++++ MATERIAL SHOWN

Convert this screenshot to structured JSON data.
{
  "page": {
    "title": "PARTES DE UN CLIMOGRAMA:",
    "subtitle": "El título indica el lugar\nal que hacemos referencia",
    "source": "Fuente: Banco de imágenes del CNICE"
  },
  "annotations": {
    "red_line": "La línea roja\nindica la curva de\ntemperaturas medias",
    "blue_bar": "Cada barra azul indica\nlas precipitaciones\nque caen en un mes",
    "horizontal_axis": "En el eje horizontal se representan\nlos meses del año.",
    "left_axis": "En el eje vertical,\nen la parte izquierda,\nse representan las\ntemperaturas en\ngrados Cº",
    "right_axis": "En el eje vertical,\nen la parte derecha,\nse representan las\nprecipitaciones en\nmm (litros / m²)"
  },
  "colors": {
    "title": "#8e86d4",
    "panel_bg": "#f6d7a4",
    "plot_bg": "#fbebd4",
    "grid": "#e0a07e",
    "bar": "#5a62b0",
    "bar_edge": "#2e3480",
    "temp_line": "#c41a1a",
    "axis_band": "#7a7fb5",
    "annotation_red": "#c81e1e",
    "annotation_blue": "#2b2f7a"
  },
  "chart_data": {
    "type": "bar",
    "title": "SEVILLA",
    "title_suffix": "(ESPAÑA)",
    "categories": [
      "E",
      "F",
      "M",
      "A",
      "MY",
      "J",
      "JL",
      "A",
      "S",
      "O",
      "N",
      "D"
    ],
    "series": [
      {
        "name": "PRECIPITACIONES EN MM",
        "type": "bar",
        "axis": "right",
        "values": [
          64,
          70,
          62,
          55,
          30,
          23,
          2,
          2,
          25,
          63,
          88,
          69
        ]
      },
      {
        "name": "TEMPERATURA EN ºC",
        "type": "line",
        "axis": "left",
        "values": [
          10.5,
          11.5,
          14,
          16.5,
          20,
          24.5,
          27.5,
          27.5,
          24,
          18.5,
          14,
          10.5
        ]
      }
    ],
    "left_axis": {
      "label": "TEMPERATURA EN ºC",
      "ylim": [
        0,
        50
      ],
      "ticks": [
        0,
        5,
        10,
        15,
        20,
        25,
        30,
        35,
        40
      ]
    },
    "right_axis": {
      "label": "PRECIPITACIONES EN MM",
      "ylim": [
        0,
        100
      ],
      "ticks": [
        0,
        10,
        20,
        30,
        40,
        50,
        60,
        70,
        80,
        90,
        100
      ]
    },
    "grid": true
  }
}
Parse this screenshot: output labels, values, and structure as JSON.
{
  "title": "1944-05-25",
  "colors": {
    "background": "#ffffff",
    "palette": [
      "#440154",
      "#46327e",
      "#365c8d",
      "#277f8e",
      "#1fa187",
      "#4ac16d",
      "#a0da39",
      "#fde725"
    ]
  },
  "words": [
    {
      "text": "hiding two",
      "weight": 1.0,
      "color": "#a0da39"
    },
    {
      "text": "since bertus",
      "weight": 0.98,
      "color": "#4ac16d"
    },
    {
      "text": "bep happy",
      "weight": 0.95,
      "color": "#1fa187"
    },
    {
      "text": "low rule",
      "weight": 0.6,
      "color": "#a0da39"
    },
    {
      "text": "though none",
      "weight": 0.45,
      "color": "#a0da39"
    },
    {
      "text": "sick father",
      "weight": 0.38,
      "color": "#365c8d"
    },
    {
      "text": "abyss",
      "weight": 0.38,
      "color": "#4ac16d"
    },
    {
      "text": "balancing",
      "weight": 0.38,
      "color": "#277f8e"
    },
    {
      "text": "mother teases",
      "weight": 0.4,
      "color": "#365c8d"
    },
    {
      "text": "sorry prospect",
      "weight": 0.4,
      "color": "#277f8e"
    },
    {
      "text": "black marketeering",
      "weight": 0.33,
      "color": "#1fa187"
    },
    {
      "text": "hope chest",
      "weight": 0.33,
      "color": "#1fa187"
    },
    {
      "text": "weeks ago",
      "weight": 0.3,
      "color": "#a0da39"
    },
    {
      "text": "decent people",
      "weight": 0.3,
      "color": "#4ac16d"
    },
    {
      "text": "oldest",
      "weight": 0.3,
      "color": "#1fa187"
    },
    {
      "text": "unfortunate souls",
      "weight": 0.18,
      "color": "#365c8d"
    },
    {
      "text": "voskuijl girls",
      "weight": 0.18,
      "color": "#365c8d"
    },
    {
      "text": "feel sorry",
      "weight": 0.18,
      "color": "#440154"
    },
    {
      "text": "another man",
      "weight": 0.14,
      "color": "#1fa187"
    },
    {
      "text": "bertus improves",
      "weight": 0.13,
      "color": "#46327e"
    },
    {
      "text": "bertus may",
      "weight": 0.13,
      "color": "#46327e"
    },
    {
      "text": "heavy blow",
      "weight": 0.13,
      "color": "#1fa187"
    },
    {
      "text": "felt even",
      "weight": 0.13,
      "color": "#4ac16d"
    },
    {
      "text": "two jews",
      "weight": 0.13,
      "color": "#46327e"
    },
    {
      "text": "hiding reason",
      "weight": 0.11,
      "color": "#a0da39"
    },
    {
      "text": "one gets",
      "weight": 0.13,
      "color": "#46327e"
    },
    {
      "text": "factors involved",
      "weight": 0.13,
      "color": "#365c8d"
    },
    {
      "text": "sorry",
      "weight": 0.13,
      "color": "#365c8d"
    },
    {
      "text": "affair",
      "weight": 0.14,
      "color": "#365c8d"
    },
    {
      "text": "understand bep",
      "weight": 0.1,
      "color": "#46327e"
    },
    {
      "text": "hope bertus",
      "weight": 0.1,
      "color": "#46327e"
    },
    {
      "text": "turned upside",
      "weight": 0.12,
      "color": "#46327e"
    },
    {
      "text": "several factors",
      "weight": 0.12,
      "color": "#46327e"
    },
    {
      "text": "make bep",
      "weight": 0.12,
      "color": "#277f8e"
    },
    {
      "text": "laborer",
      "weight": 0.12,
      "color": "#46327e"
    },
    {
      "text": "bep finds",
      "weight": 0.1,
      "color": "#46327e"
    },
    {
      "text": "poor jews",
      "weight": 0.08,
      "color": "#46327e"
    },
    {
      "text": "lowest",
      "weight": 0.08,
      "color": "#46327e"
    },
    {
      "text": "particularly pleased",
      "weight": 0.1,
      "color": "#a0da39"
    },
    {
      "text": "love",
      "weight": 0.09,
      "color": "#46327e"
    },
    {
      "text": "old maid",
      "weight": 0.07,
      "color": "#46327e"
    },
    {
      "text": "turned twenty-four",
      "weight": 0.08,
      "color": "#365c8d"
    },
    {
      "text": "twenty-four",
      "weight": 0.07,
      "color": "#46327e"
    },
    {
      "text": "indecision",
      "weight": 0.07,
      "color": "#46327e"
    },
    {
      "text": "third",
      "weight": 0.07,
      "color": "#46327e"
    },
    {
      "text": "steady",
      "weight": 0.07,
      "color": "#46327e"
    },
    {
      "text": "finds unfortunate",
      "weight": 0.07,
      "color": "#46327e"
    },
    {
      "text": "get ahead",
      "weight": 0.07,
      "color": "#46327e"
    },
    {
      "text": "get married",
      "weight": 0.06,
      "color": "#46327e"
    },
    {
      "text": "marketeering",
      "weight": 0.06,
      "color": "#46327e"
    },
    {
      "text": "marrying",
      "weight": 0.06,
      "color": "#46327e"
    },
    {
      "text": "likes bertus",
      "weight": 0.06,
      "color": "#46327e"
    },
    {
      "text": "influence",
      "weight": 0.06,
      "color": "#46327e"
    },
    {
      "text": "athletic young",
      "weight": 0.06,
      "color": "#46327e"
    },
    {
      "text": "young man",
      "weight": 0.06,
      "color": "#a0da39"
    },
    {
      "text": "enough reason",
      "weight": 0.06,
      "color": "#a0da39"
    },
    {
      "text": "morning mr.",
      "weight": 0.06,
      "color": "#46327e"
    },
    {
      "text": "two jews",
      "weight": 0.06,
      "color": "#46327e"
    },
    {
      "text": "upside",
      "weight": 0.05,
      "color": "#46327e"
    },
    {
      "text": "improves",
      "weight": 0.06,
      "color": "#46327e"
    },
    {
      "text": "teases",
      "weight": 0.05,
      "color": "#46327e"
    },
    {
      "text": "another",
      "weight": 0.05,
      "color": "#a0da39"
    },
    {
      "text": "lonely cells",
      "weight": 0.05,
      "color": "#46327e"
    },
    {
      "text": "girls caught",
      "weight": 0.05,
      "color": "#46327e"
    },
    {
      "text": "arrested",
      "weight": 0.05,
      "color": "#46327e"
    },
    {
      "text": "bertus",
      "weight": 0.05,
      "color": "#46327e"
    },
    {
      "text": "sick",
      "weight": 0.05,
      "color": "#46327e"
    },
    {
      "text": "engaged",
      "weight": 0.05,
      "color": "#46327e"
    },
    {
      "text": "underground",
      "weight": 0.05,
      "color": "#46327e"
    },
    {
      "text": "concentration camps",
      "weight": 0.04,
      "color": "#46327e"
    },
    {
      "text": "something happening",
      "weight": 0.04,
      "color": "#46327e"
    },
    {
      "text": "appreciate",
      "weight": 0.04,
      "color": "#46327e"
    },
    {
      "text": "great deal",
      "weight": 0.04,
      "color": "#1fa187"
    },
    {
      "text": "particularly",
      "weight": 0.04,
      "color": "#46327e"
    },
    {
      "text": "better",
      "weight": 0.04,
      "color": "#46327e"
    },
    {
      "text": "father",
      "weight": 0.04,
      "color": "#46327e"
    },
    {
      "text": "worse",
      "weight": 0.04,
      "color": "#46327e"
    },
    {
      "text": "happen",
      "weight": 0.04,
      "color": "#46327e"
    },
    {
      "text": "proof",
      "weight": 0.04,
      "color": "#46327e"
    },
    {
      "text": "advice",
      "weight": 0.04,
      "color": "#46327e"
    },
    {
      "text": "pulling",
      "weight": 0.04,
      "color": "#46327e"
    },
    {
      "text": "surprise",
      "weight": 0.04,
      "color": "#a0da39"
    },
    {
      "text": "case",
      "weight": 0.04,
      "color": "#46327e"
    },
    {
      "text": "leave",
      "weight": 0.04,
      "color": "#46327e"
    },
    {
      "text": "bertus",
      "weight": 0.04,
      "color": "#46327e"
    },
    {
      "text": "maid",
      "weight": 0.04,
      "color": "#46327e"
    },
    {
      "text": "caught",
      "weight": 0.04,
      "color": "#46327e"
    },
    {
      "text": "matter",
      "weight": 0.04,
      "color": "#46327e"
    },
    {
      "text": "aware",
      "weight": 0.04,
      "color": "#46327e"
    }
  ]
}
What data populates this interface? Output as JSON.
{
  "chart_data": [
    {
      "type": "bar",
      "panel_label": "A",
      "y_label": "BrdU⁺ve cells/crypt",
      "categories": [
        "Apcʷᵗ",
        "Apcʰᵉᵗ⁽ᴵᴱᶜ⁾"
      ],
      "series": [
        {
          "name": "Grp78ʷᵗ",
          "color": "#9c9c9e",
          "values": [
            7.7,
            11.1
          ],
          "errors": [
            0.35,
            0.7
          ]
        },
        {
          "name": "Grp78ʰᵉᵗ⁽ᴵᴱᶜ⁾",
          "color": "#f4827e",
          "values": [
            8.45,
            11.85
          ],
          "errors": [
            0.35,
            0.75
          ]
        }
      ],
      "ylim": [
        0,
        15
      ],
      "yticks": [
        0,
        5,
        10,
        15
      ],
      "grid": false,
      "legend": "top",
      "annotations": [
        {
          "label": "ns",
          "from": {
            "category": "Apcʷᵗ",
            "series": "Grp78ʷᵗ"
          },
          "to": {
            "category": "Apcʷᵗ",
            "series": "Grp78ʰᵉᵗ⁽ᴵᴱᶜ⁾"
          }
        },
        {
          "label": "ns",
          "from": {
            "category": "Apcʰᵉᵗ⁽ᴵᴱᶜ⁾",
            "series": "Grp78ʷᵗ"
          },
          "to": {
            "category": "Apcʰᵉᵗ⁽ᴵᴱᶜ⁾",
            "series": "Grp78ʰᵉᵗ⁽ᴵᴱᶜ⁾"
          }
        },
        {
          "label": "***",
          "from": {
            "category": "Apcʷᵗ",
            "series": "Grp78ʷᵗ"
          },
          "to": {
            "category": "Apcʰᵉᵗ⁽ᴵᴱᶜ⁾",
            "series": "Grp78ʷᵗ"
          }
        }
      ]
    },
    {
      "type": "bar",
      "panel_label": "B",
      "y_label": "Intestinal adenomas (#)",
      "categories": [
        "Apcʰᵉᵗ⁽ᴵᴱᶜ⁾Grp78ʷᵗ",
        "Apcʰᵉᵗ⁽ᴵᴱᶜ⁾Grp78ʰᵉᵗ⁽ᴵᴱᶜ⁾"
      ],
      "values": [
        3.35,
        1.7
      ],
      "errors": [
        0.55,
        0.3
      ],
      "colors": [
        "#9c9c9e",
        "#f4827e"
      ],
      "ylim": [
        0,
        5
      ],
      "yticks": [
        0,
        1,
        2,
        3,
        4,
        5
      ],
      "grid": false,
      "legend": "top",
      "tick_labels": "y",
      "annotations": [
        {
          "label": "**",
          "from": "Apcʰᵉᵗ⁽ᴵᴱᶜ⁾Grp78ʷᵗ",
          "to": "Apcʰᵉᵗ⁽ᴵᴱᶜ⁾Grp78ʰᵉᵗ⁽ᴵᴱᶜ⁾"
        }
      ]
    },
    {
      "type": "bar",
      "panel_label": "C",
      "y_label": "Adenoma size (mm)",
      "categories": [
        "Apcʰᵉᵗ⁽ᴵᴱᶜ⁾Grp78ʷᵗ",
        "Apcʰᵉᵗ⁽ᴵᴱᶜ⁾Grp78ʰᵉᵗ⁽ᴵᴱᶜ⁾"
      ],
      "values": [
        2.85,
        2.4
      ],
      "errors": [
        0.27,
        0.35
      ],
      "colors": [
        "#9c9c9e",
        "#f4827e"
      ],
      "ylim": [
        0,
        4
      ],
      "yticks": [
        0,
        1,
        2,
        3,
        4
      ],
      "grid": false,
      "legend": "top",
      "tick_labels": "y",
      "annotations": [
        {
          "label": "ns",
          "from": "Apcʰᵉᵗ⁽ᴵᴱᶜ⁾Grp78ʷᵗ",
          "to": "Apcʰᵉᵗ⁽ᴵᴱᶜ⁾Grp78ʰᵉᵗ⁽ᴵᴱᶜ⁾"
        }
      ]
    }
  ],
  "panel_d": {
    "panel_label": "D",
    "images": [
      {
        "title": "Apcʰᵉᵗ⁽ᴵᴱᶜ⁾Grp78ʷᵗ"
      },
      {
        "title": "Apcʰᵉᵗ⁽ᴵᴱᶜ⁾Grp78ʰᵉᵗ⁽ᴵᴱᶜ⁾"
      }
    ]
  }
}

++++++++

=== WHAT IS BEING ASKED ===
Among the records, find the lines that contain "vertical" and copy each of them.

=== RESPONSE TO THE TASK ===
    "left_axis": "En el eje vertical,\nen la parte izquierda,\nse representan las\ntemperaturas en\ngrados Cº",
    "right_axis": "En el eje vertical,\nen la parte derecha,\nse representan las\nprecipitaciones en\nmm (litros / m²)"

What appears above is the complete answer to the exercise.